■ PROBLEM REQUIREMENTS: Can you write out the rows from the line with "- expand-button[interactable]: +: [175, 123, 191, 139]" up to and including the line with "- live-handicap: 受让半球: [662, 117, 764, 144]", swapping "live-handicap" for "live-spread" and keeping everything else the same?

── RAW DATA

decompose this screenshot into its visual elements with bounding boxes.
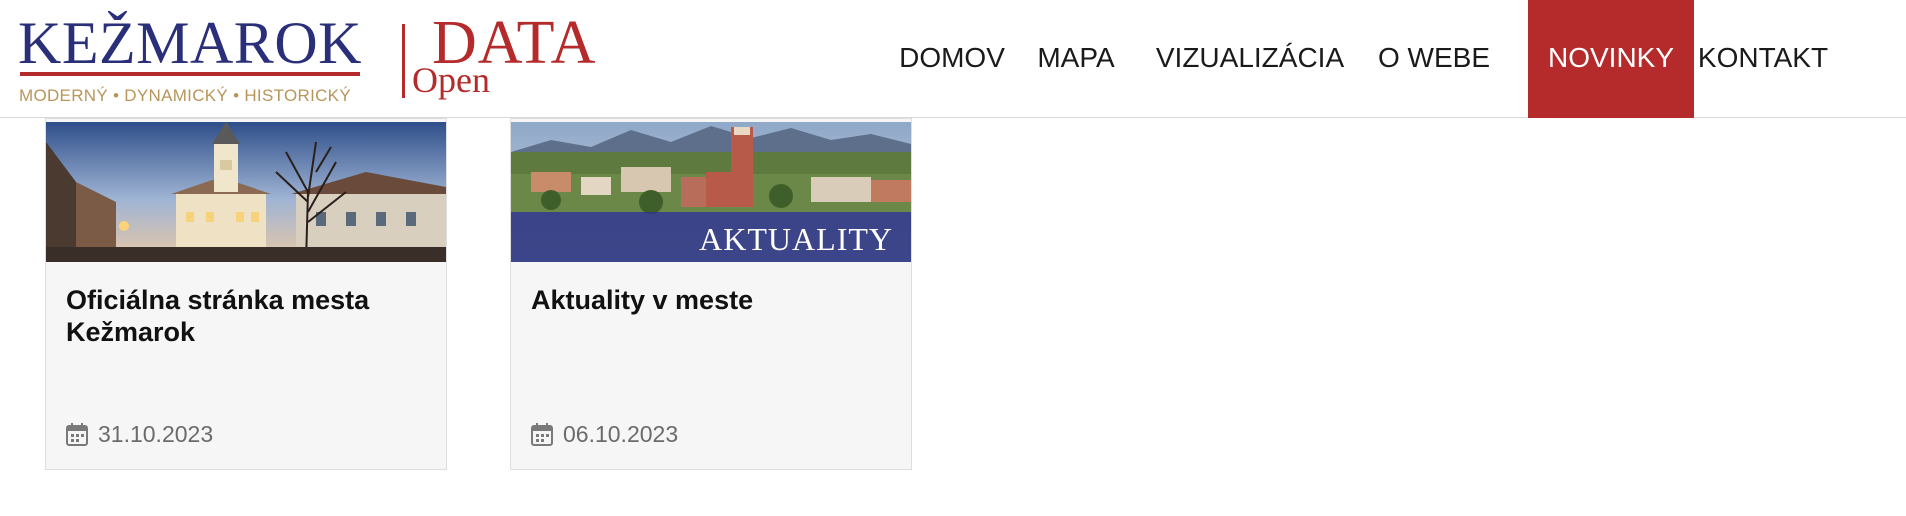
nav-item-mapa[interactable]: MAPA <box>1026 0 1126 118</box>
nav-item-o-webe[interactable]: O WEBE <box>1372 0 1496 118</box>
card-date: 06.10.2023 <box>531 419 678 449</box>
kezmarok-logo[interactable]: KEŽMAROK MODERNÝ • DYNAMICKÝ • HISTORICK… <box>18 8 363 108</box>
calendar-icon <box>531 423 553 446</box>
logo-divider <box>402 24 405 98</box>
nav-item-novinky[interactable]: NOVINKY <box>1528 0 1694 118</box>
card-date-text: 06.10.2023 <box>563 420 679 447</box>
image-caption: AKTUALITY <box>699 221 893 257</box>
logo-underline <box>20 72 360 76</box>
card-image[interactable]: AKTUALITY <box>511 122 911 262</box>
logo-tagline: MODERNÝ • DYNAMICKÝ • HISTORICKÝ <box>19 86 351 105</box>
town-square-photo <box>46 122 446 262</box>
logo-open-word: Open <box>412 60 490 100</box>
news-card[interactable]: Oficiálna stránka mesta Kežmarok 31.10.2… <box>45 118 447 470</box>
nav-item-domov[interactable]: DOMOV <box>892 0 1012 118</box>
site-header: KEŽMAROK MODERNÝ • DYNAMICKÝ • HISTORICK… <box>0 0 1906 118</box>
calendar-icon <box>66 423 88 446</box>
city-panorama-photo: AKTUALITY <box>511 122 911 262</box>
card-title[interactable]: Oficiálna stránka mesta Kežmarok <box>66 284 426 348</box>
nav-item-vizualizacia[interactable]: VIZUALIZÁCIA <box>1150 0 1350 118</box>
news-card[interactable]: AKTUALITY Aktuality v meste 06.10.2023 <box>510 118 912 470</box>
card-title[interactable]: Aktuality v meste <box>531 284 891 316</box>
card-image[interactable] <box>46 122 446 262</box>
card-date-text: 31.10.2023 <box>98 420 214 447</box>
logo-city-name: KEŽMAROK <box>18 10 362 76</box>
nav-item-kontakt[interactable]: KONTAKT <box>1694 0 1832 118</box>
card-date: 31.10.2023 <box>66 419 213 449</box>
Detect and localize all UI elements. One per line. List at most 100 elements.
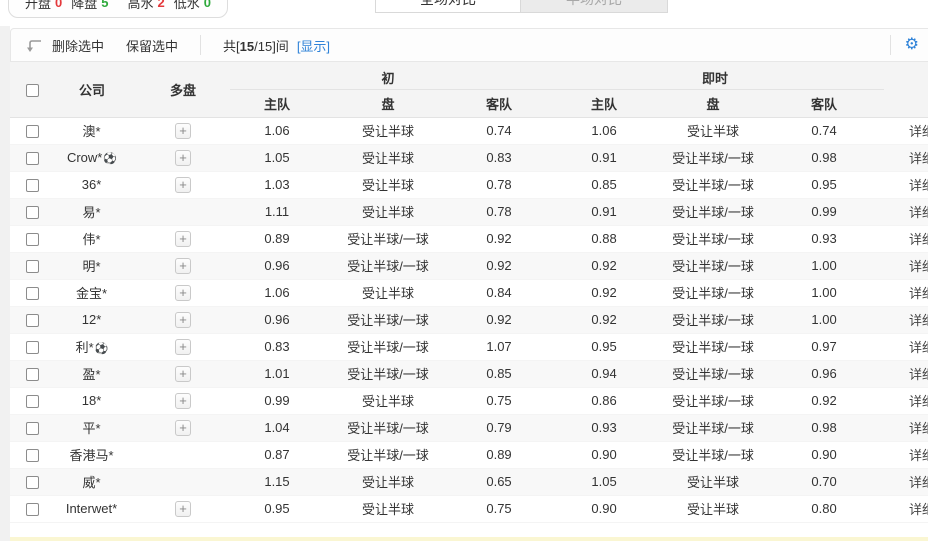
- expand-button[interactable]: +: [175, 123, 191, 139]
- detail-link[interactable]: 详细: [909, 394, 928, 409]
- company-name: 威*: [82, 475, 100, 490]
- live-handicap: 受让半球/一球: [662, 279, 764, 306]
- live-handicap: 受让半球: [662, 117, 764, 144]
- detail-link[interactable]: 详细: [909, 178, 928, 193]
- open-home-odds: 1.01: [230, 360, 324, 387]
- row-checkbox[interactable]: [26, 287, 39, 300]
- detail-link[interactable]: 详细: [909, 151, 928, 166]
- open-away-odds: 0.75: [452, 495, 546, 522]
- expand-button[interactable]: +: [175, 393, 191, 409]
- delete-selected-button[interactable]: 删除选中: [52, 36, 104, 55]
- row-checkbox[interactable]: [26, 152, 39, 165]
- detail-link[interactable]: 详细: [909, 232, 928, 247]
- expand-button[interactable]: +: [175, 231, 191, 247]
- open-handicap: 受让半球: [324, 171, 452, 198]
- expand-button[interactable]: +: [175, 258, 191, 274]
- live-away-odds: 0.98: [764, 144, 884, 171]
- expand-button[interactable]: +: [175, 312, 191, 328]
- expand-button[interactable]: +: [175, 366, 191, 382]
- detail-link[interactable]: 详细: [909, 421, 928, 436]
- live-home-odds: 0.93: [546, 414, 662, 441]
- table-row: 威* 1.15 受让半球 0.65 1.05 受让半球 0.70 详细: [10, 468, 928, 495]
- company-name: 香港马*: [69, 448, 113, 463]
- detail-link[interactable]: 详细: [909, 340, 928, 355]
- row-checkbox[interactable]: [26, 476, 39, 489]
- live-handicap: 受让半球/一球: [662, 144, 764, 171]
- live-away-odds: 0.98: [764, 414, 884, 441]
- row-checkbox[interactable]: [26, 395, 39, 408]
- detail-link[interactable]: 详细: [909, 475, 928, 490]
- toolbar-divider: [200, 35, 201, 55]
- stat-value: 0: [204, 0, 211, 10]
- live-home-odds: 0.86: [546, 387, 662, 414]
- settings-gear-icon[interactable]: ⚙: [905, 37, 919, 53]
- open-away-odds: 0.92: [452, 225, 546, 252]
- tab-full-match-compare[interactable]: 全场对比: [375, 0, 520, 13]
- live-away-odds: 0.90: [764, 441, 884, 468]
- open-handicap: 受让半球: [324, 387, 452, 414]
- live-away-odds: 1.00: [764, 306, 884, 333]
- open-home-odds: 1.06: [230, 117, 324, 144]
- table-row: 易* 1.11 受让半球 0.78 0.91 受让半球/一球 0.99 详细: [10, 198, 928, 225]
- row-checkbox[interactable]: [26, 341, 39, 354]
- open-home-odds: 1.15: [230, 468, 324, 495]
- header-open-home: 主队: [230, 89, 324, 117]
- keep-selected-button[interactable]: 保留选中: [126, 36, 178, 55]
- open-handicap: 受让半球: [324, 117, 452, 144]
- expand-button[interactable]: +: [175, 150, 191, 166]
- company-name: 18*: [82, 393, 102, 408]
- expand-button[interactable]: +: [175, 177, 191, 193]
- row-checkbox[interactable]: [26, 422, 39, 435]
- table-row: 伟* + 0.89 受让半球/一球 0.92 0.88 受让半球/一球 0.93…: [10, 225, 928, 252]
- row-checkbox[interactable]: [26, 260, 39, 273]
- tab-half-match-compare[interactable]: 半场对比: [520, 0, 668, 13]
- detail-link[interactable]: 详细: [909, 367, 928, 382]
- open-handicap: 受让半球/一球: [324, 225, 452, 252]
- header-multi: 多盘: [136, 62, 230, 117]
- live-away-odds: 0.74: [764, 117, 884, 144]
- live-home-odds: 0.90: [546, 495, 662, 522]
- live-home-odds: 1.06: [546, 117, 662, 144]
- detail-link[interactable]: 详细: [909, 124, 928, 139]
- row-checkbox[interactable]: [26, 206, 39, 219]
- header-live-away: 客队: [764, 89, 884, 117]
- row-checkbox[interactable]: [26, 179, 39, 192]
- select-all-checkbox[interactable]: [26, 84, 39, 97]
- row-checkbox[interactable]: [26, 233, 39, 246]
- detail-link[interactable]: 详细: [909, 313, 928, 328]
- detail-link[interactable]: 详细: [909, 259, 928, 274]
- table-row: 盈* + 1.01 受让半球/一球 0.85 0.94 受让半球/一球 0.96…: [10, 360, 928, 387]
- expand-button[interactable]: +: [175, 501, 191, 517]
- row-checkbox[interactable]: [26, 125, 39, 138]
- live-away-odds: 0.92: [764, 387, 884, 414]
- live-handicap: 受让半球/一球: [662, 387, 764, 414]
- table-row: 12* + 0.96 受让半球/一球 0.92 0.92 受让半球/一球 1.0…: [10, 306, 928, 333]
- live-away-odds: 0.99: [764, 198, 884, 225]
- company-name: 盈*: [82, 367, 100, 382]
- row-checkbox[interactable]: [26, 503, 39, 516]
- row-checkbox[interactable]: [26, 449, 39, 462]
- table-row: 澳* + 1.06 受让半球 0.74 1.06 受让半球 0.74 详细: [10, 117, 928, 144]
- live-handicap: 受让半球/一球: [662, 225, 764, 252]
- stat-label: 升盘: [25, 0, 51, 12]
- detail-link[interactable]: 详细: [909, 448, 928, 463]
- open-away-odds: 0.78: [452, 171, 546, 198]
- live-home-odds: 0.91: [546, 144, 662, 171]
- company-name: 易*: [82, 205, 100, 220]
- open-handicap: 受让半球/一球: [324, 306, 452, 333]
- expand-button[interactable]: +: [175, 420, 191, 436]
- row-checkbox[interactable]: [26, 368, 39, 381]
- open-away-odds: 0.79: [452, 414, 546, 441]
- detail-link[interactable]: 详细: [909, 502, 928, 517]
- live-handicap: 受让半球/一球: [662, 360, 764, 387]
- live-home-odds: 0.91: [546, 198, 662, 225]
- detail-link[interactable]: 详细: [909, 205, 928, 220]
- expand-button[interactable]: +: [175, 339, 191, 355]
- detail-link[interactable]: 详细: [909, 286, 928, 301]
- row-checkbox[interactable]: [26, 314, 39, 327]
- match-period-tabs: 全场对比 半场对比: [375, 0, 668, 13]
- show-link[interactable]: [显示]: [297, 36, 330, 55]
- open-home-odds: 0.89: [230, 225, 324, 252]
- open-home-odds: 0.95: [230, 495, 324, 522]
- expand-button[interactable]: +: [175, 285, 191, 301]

────
── RAW DATA

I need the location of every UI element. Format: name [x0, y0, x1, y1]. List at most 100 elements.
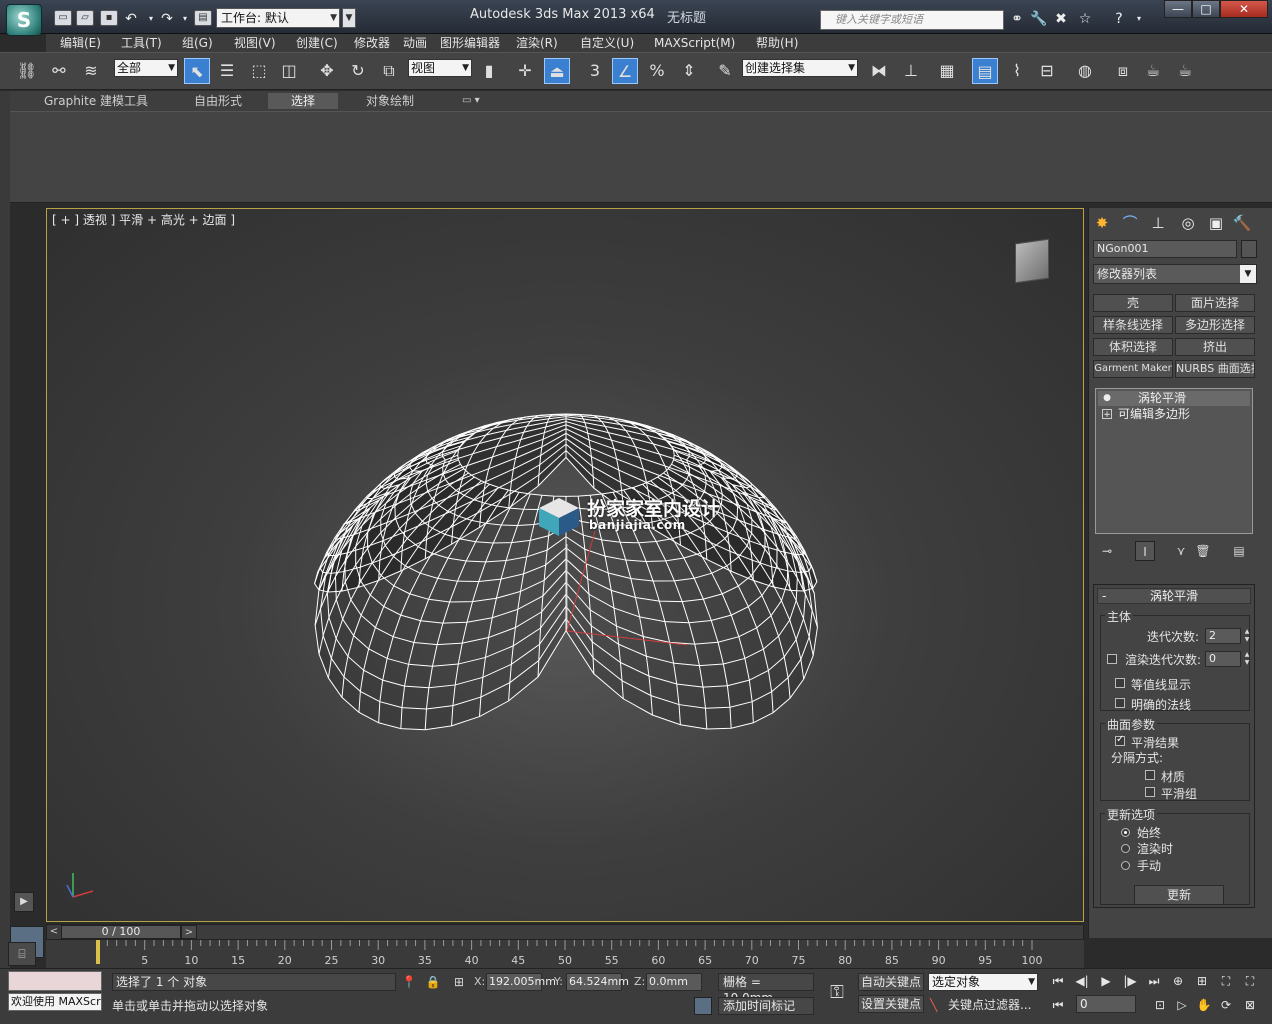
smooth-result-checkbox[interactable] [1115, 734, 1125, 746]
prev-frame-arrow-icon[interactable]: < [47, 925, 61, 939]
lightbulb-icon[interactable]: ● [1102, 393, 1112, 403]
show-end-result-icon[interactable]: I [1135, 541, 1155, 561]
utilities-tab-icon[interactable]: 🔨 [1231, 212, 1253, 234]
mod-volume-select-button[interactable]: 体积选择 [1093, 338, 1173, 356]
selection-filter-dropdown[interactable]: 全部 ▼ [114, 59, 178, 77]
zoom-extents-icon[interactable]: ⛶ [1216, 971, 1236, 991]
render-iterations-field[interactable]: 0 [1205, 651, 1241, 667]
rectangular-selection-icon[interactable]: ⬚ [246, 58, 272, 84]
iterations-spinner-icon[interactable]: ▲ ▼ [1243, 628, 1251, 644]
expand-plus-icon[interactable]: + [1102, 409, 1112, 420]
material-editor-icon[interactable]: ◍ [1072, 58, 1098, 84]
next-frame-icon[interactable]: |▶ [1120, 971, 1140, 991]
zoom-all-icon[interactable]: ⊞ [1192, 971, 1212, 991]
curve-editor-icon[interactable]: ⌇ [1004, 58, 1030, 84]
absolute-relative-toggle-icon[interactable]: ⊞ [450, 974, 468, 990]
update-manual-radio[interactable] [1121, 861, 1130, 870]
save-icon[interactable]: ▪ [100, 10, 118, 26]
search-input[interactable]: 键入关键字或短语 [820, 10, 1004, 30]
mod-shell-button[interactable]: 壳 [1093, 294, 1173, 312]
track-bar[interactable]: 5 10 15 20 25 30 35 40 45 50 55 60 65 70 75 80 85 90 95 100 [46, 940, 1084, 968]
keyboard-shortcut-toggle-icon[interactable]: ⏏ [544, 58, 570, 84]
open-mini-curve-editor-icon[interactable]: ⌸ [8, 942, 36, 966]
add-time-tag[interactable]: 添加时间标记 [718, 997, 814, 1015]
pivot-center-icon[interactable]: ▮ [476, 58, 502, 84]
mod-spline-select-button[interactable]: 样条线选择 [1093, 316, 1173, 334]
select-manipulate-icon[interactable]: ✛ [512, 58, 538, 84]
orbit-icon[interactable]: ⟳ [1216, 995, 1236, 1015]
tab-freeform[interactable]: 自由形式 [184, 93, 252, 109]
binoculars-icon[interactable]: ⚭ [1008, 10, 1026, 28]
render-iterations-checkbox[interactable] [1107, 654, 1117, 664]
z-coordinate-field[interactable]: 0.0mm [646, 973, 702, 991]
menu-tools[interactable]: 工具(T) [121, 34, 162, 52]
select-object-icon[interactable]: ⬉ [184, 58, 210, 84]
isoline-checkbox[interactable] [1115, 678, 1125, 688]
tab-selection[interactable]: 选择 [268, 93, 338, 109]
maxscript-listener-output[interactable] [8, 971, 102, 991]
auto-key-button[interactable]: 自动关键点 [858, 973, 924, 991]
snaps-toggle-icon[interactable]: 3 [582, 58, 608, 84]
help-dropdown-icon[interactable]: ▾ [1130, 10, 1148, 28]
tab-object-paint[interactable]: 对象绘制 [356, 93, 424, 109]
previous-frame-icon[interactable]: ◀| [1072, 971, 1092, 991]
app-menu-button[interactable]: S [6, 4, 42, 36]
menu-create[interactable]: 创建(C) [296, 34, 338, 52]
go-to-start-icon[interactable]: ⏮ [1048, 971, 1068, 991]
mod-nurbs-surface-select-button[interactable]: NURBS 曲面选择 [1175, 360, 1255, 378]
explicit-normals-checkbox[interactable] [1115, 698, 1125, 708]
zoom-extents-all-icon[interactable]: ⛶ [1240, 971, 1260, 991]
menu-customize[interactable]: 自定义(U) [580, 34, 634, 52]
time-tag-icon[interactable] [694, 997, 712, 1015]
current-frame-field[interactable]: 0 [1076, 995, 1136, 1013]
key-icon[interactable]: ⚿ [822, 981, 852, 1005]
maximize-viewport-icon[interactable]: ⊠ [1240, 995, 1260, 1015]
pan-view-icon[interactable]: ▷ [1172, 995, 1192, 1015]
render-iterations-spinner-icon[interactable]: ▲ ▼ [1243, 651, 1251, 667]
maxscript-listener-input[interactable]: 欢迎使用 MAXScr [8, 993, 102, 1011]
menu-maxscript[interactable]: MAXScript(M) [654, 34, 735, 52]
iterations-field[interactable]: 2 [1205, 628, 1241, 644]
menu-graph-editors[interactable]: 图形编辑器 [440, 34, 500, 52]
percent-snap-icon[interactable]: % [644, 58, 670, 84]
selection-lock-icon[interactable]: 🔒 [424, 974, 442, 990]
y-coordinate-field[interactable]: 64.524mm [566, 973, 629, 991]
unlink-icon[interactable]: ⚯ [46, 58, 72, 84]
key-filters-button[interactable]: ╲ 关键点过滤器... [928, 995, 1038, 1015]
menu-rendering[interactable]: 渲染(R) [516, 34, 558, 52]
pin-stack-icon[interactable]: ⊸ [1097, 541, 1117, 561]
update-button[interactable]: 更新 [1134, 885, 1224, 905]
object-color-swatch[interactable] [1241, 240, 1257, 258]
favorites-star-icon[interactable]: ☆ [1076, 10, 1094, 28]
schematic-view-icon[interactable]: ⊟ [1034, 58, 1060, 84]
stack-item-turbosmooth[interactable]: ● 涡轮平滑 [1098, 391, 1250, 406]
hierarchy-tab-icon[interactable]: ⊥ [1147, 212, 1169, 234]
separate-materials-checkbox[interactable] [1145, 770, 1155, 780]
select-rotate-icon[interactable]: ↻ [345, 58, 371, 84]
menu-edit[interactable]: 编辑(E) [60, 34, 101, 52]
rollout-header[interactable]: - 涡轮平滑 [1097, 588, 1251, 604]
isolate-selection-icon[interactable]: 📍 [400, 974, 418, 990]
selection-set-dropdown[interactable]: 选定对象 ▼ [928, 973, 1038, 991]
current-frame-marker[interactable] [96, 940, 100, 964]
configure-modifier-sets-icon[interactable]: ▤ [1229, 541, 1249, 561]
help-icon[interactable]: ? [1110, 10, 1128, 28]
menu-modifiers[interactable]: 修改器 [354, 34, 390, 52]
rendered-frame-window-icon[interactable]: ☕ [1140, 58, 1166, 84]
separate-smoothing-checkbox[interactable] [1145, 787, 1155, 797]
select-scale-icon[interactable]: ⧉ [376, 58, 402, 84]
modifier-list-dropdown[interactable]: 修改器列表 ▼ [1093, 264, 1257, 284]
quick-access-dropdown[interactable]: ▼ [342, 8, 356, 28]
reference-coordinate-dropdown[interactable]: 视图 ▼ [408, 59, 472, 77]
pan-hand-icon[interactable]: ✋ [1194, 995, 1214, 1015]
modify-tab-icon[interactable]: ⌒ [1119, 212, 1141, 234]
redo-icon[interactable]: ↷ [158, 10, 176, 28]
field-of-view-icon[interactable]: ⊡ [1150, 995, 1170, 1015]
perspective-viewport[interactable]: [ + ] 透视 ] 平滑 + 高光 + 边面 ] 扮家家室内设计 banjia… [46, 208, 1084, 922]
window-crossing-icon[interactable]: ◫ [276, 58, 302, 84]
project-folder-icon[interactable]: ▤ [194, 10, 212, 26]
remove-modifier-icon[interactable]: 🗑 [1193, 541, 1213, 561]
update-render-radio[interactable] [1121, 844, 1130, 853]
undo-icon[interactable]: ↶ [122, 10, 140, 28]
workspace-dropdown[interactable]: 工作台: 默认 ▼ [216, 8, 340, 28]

────

■ ANSWER TO THE EXERCISE:
- expand-button[interactable]: +: [175, 123, 191, 139]
- detail-link[interactable]: 详细: [909, 394, 928, 409]
- company-name: 威*: [82, 475, 100, 490]
- live-spread: 受让半球/一球: [662, 279, 764, 306]
- live-spread: 受让半球: [662, 117, 764, 144]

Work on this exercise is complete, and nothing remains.